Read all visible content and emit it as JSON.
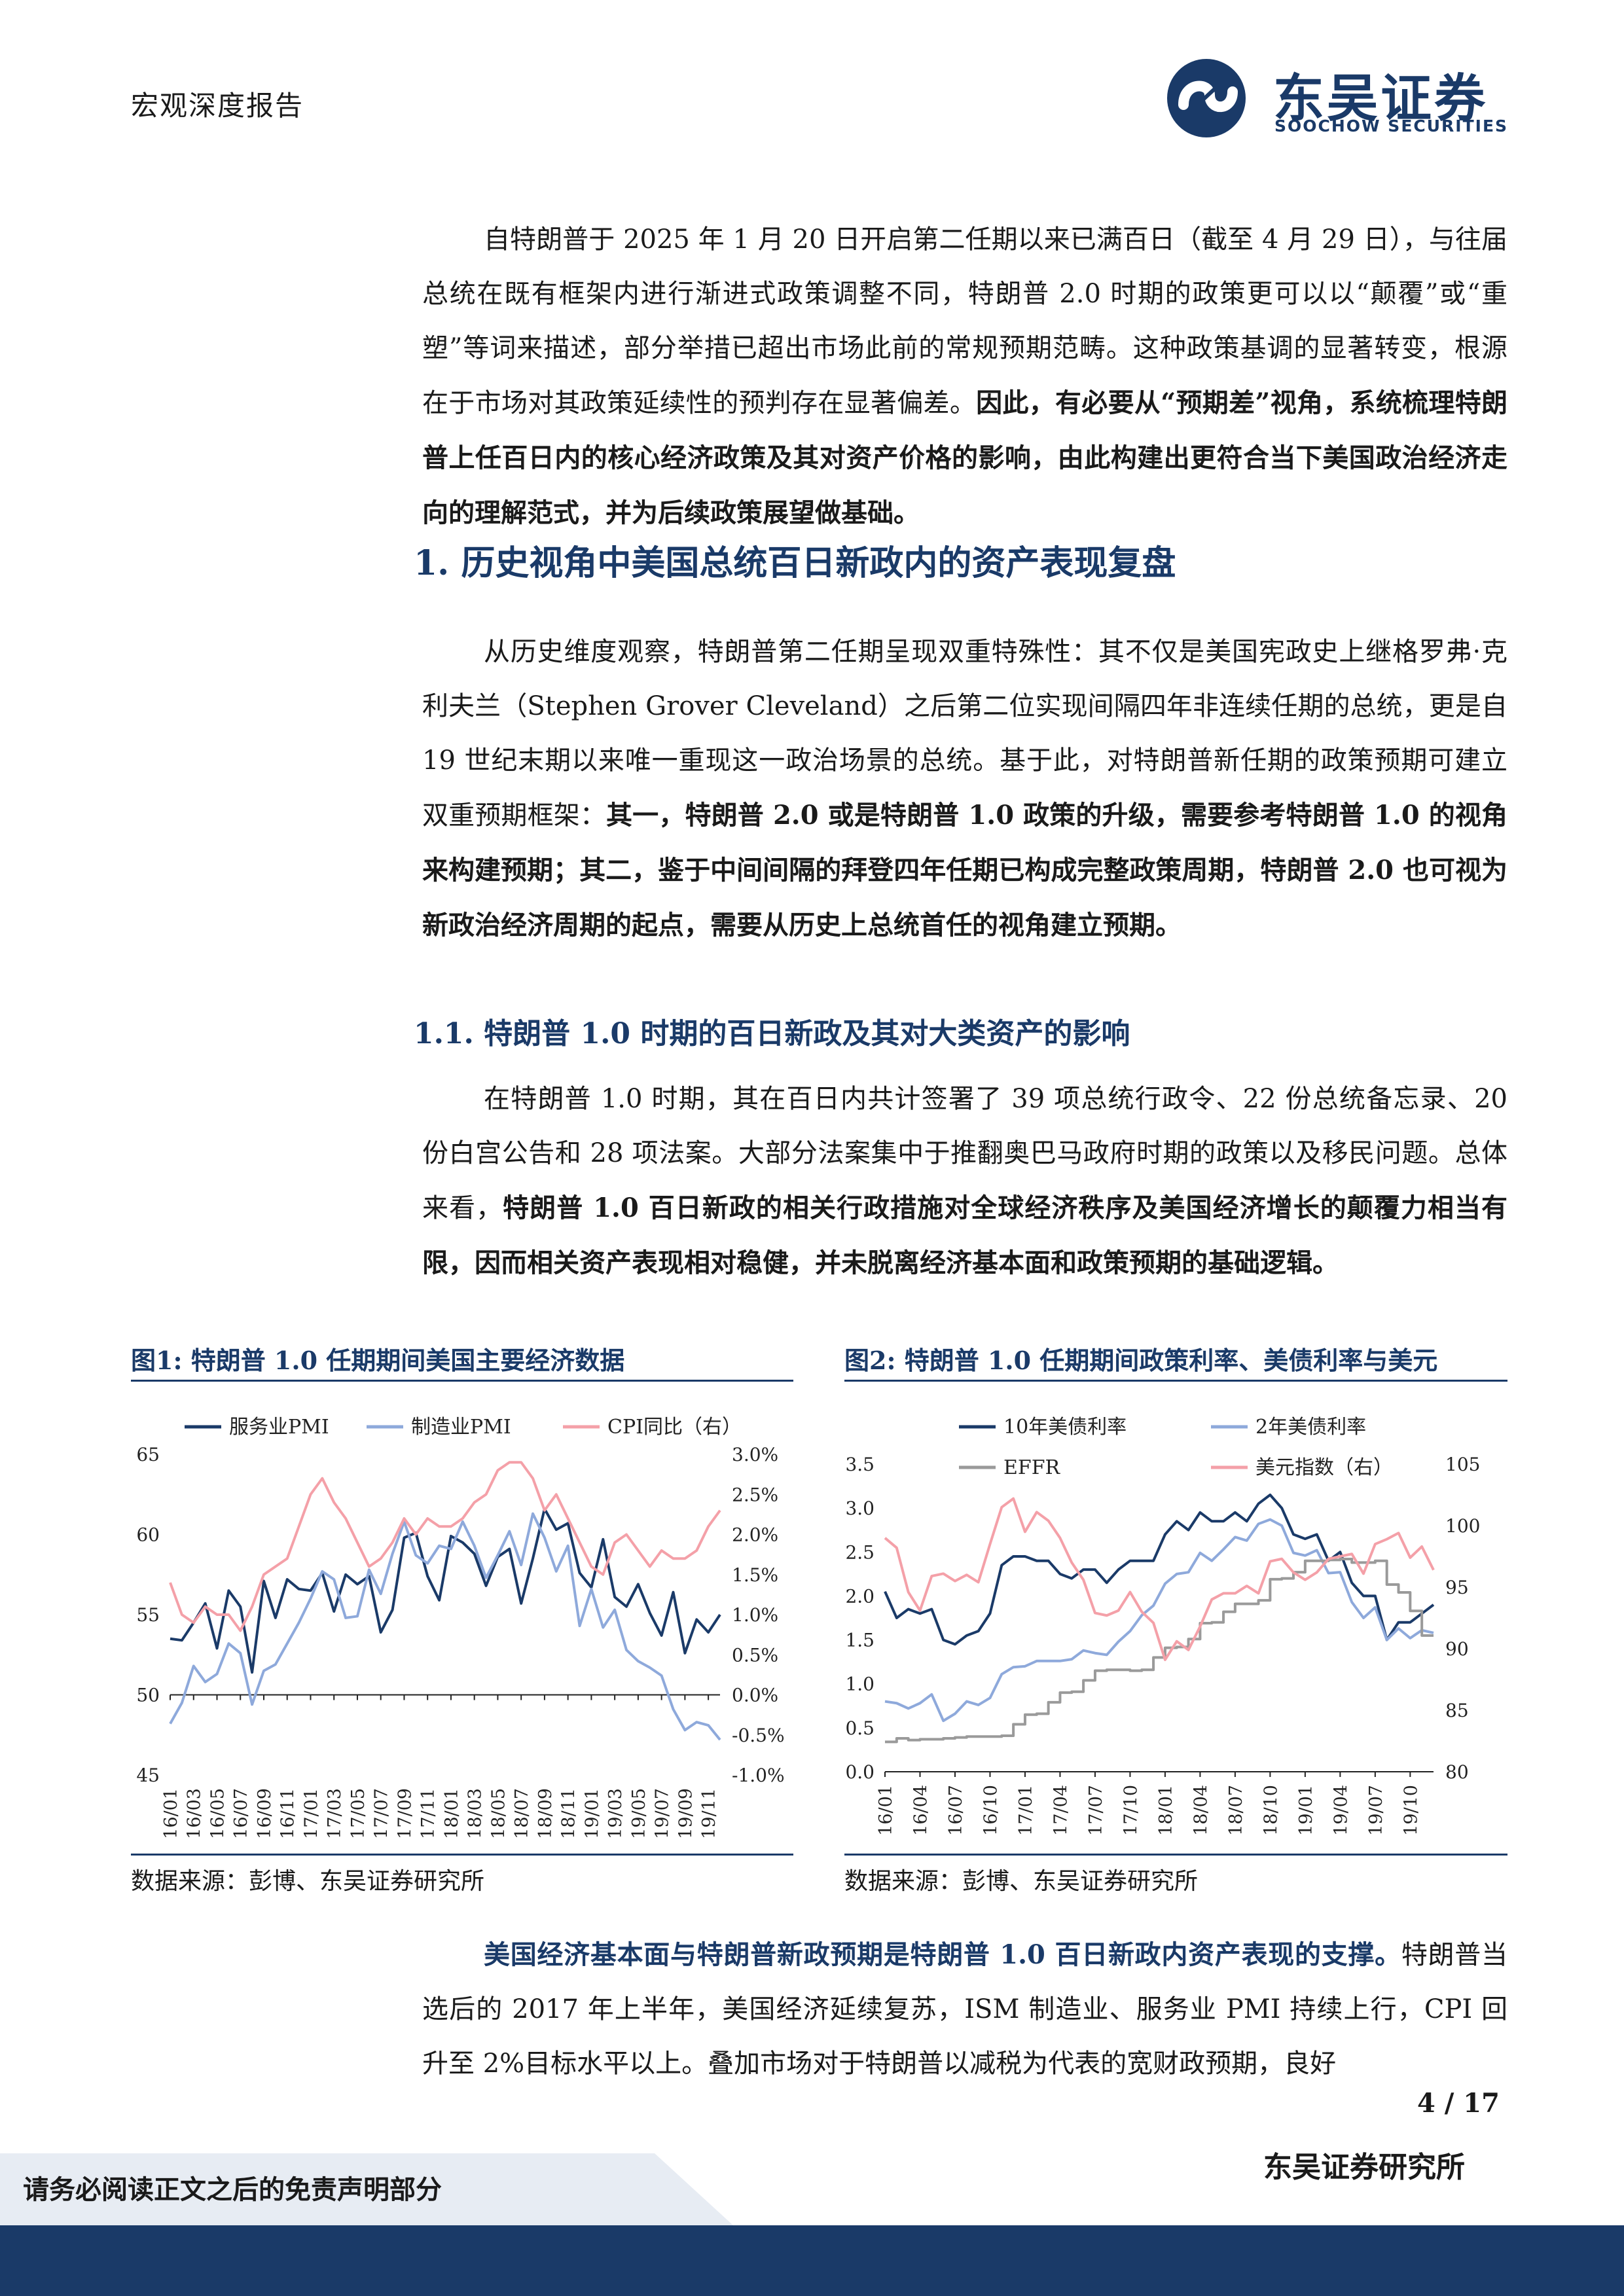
{
  "header": {
    "doc_type": "宏观深度报告",
    "logo_cn": "东吴证券",
    "logo_en": "SOOCHOW SECURITIES"
  },
  "intro": {
    "p1_a": "自特朗普于 2025 年 1 月 20 日开启第二任期以来已满百日（截至 4 月 29 日），与往届总统在既有框架内进行渐进式政策调整不同，特朗普 2.0 时期的政策更可以以“颠覆”或“重塑”等词来描述，部分举措已超出市场此前的常规预期范畴。这种政策基调的显著转变，根源在于市场对其政策延续性的预判存在显著偏差。",
    "p1_b": "因此，有必要从“预期差”视角，系统梳理特朗普上任百日内的核心经济政策及其对资产价格的影响，由此构建出更符合当下美国政治经济走向的理解范式，并为后续政策展望做基础。"
  },
  "section1": {
    "heading": "1.  历史视角中美国总统百日新政内的资产表现复盘",
    "p_a": "从历史维度观察，特朗普第二任期呈现双重特殊性：其不仅是美国宪政史上继格罗弗·克利夫兰（Stephen Grover Cleveland）之后第二位实现间隔四年非连续任期的总统，更是自 19 世纪末期以来唯一重现这一政治场景的总统。基于此，对特朗普新任期的政策预期可建立双重预期框架：",
    "p_b": "其一，特朗普 2.0 或是特朗普 1.0 政策的升级，需要参考特朗普 1.0 的视角来构建预期；其二，鉴于中间间隔的拜登四年任期已构成完整政策周期，特朗普 2.0 也可视为新政治经济周期的起点，需要从历史上总统首任的视角建立预期。"
  },
  "section11": {
    "heading": "1.1.  特朗普 1.0 时期的百日新政及其对大类资产的影响",
    "p_a": "在特朗普 1.0 时期，其在百日内共计签署了 39 项总统行政令、22 份总统备忘录、20 份白宫公告和 28 项法案。大部分法案集中于推翻奥巴马政府时期的政策以及移民问题。总体来看，",
    "p_b": "特朗普 1.0 百日新政的相关行政措施对全球经济秩序及美国经济增长的颠覆力相当有限，因而相关资产表现相对稳健，并未脱离经济基本面和政策预期的基础逻辑。"
  },
  "figure1": {
    "title": "图1:  特朗普 1.0 任期期间美国主要经济数据",
    "source": "数据来源：彭博、东吴证券研究所"
  },
  "figure2": {
    "title": "图2:  特朗普 1.0 任期期间政策利率、美债利率与美元",
    "source": "数据来源：彭博、东吴证券研究所"
  },
  "closing": {
    "p_bold": "美国经济基本面与特朗普新政预期是特朗普 1.0 百日新政内资产表现的支撑。",
    "p_rest": "特朗普当选后的 2017 年上半年，美国经济延续复苏，ISM 制造业、服务业 PMI 持续上行，CPI 回升至 2%目标水平以上。叠加市场对于特朗普以减税为代表的宽财政预期，良好"
  },
  "footer": {
    "page": "4  /  17",
    "org": "东吴证券研究所",
    "disclaimer": "请务必阅读正文之后的免责声明部分"
  },
  "colors": {
    "navy": "#1a3a68",
    "light_blue": "#8ea9db",
    "pink": "#f4a0a8",
    "gray": "#9a9a9a"
  },
  "chart_data": [
    {
      "type": "line",
      "title": "图1:  特朗普 1.0 任期期间美国主要经济数据",
      "x": [
        "16/01",
        "16/02",
        "16/03",
        "16/04",
        "16/05",
        "16/06",
        "16/07",
        "16/08",
        "16/09",
        "16/10",
        "16/11",
        "16/12",
        "17/01",
        "17/02",
        "17/03",
        "17/04",
        "17/05",
        "17/06",
        "17/07",
        "17/08",
        "17/09",
        "17/10",
        "17/11",
        "17/12",
        "18/01",
        "18/02",
        "18/03",
        "18/04",
        "18/05",
        "18/06",
        "18/07",
        "18/08",
        "18/09",
        "18/10",
        "18/11",
        "18/12",
        "19/01",
        "19/02",
        "19/03",
        "19/04",
        "19/05",
        "19/06",
        "19/07",
        "19/08",
        "19/09",
        "19/10",
        "19/11",
        "19/12"
      ],
      "x_ticks": [
        "16/01",
        "16/03",
        "16/05",
        "16/07",
        "16/09",
        "16/11",
        "17/01",
        "17/03",
        "17/05",
        "17/07",
        "17/09",
        "17/11",
        "18/01",
        "18/03",
        "18/05",
        "18/07",
        "18/09",
        "18/11",
        "19/01",
        "19/03",
        "19/05",
        "19/07",
        "19/09",
        "19/11"
      ],
      "y_ticks": [
        "45",
        "50",
        "55",
        "60",
        "65"
      ],
      "y2_ticks": [
        "-1.0%",
        "-0.5%",
        "0.0%",
        "0.5%",
        "1.0%",
        "1.5%",
        "2.0%",
        "2.5%",
        "3.0%"
      ],
      "ylim": [
        45,
        65
      ],
      "y2lim": [
        -1.0,
        3.0
      ],
      "series": [
        {
          "name": "服务业PMI",
          "axis": "left",
          "color": "#1a3a68",
          "values": [
            53.5,
            53.4,
            54.5,
            55.7,
            52.9,
            56.5,
            55.5,
            51.4,
            57.1,
            54.8,
            57.2,
            56.6,
            56.5,
            57.6,
            55.2,
            57.5,
            56.9,
            57.4,
            53.9,
            55.3,
            59.8,
            60.1,
            57.4,
            55.9,
            59.9,
            59.5,
            58.8,
            56.8,
            58.6,
            59.1,
            55.7,
            58.5,
            61.6,
            60.3,
            60.7,
            57.6,
            56.7,
            59.7,
            56.1,
            55.5,
            56.9,
            55.1,
            53.7,
            56.4,
            52.6,
            54.7,
            53.9,
            55.0
          ]
        },
        {
          "name": "制造业PMI",
          "axis": "left",
          "color": "#8ea9db",
          "values": [
            48.2,
            49.5,
            51.8,
            50.8,
            51.3,
            53.2,
            52.6,
            49.4,
            51.5,
            51.9,
            53.2,
            54.5,
            56.0,
            57.7,
            57.2,
            54.8,
            54.9,
            57.8,
            56.3,
            58.8,
            60.8,
            58.7,
            58.2,
            59.3,
            59.1,
            60.8,
            59.3,
            57.3,
            58.7,
            60.2,
            58.1,
            61.3,
            59.8,
            57.7,
            59.3,
            54.3,
            56.6,
            54.2,
            55.3,
            52.8,
            52.1,
            51.7,
            51.2,
            49.1,
            47.8,
            48.3,
            48.1,
            47.2
          ]
        },
        {
          "name": "CPI同比（右）",
          "axis": "right",
          "color": "#f4a0a8",
          "values": [
            1.4,
            1.0,
            0.9,
            1.1,
            1.0,
            1.0,
            0.8,
            1.1,
            1.5,
            1.6,
            1.7,
            2.1,
            2.5,
            2.7,
            2.4,
            2.2,
            1.9,
            1.6,
            1.7,
            1.9,
            2.2,
            2.0,
            2.2,
            2.1,
            2.1,
            2.2,
            2.4,
            2.5,
            2.8,
            2.9,
            2.9,
            2.7,
            2.3,
            2.5,
            2.2,
            1.9,
            1.6,
            1.5,
            1.9,
            2.0,
            1.8,
            1.6,
            1.8,
            1.7,
            1.7,
            1.8,
            2.1,
            2.3
          ]
        }
      ]
    },
    {
      "type": "line",
      "title": "图2:  特朗普 1.0 任期期间政策利率、美债利率与美元",
      "x": [
        "16/01",
        "16/02",
        "16/03",
        "16/04",
        "16/05",
        "16/06",
        "16/07",
        "16/08",
        "16/09",
        "16/10",
        "16/11",
        "16/12",
        "17/01",
        "17/02",
        "17/03",
        "17/04",
        "17/05",
        "17/06",
        "17/07",
        "17/08",
        "17/09",
        "17/10",
        "17/11",
        "17/12",
        "18/01",
        "18/02",
        "18/03",
        "18/04",
        "18/05",
        "18/06",
        "18/07",
        "18/08",
        "18/09",
        "18/10",
        "18/11",
        "18/12",
        "19/01",
        "19/02",
        "19/03",
        "19/04",
        "19/05",
        "19/06",
        "19/07",
        "19/08",
        "19/09",
        "19/10",
        "19/11",
        "19/12"
      ],
      "x_ticks": [
        "16/01",
        "16/04",
        "16/07",
        "16/10",
        "17/01",
        "17/04",
        "17/07",
        "17/10",
        "18/01",
        "18/04",
        "18/07",
        "18/10",
        "19/01",
        "19/04",
        "19/07",
        "19/10"
      ],
      "y_ticks": [
        "0.0",
        "0.5",
        "1.0",
        "1.5",
        "2.0",
        "2.5",
        "3.0",
        "3.5"
      ],
      "y2_ticks": [
        "80",
        "85",
        "90",
        "95",
        "100",
        "105"
      ],
      "ylim": [
        0.0,
        3.5
      ],
      "y2lim": [
        80,
        105
      ],
      "series": [
        {
          "name": "10年美债利率",
          "axis": "left",
          "color": "#1a3a68",
          "values": [
            2.05,
            1.75,
            1.85,
            1.8,
            1.85,
            1.5,
            1.45,
            1.55,
            1.6,
            1.8,
            2.35,
            2.45,
            2.45,
            2.4,
            2.4,
            2.25,
            2.2,
            2.3,
            2.3,
            2.15,
            2.3,
            2.4,
            2.4,
            2.4,
            2.7,
            2.85,
            2.75,
            2.95,
            2.85,
            2.85,
            2.95,
            2.85,
            3.05,
            3.15,
            3.0,
            2.7,
            2.65,
            2.7,
            2.4,
            2.5,
            2.15,
            2.0,
            2.0,
            1.5,
            1.7,
            1.7,
            1.8,
            1.9
          ]
        },
        {
          "name": "2年美债利率",
          "axis": "left",
          "color": "#8ea9db",
          "values": [
            0.8,
            0.78,
            0.72,
            0.78,
            0.88,
            0.58,
            0.66,
            0.8,
            0.76,
            0.84,
            1.11,
            1.19,
            1.2,
            1.26,
            1.26,
            1.26,
            1.28,
            1.38,
            1.35,
            1.33,
            1.48,
            1.6,
            1.78,
            1.89,
            2.14,
            2.25,
            2.27,
            2.49,
            2.4,
            2.53,
            2.67,
            2.63,
            2.82,
            2.87,
            2.8,
            2.49,
            2.46,
            2.52,
            2.26,
            2.27,
            1.93,
            1.75,
            1.87,
            1.5,
            1.63,
            1.52,
            1.61,
            1.58
          ]
        },
        {
          "name": "EFFR",
          "axis": "left",
          "color": "#9a9a9a",
          "values": [
            0.34,
            0.38,
            0.36,
            0.37,
            0.37,
            0.38,
            0.39,
            0.4,
            0.4,
            0.4,
            0.41,
            0.54,
            0.65,
            0.66,
            0.79,
            0.9,
            0.91,
            1.04,
            1.15,
            1.16,
            1.16,
            1.15,
            1.16,
            1.3,
            1.41,
            1.42,
            1.51,
            1.69,
            1.7,
            1.82,
            1.91,
            1.91,
            1.95,
            2.19,
            2.2,
            2.27,
            2.4,
            2.4,
            2.41,
            2.42,
            2.38,
            2.38,
            2.4,
            2.13,
            2.04,
            1.83,
            1.55,
            1.55
          ]
        },
        {
          "name": "美元指数（右）",
          "axis": "right",
          "color": "#f4a0a8",
          "values": [
            99.0,
            98.2,
            94.6,
            93.1,
            95.9,
            96.1,
            95.5,
            96.0,
            95.4,
            98.5,
            101.5,
            102.2,
            99.5,
            101.1,
            100.4,
            99.0,
            97.0,
            95.6,
            92.9,
            92.7,
            93.1,
            94.6,
            93.0,
            92.1,
            89.1,
            90.6,
            89.9,
            91.8,
            94.0,
            94.5,
            94.5,
            95.1,
            94.5,
            97.1,
            97.3,
            96.2,
            95.6,
            96.2,
            97.3,
            97.5,
            97.7,
            96.1,
            98.5,
            98.9,
            99.4,
            97.4,
            98.3,
            96.4
          ]
        }
      ]
    }
  ]
}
──────────────────────────────
Stated task: Select and copy every line of the material that holds the string "title".

Full solution:
    "title": "图1:  特朗普 1.0 任期期间美国主要经济数据",
    "title": "图2:  特朗普 1.0 任期期间政策利率、美债利率与美元",
      "title": "图1:  特朗普 1.0 任期期间美国主要经济数据",
      "title": "图2:  特朗普 1.0 任期期间政策利率、美债利率与美元",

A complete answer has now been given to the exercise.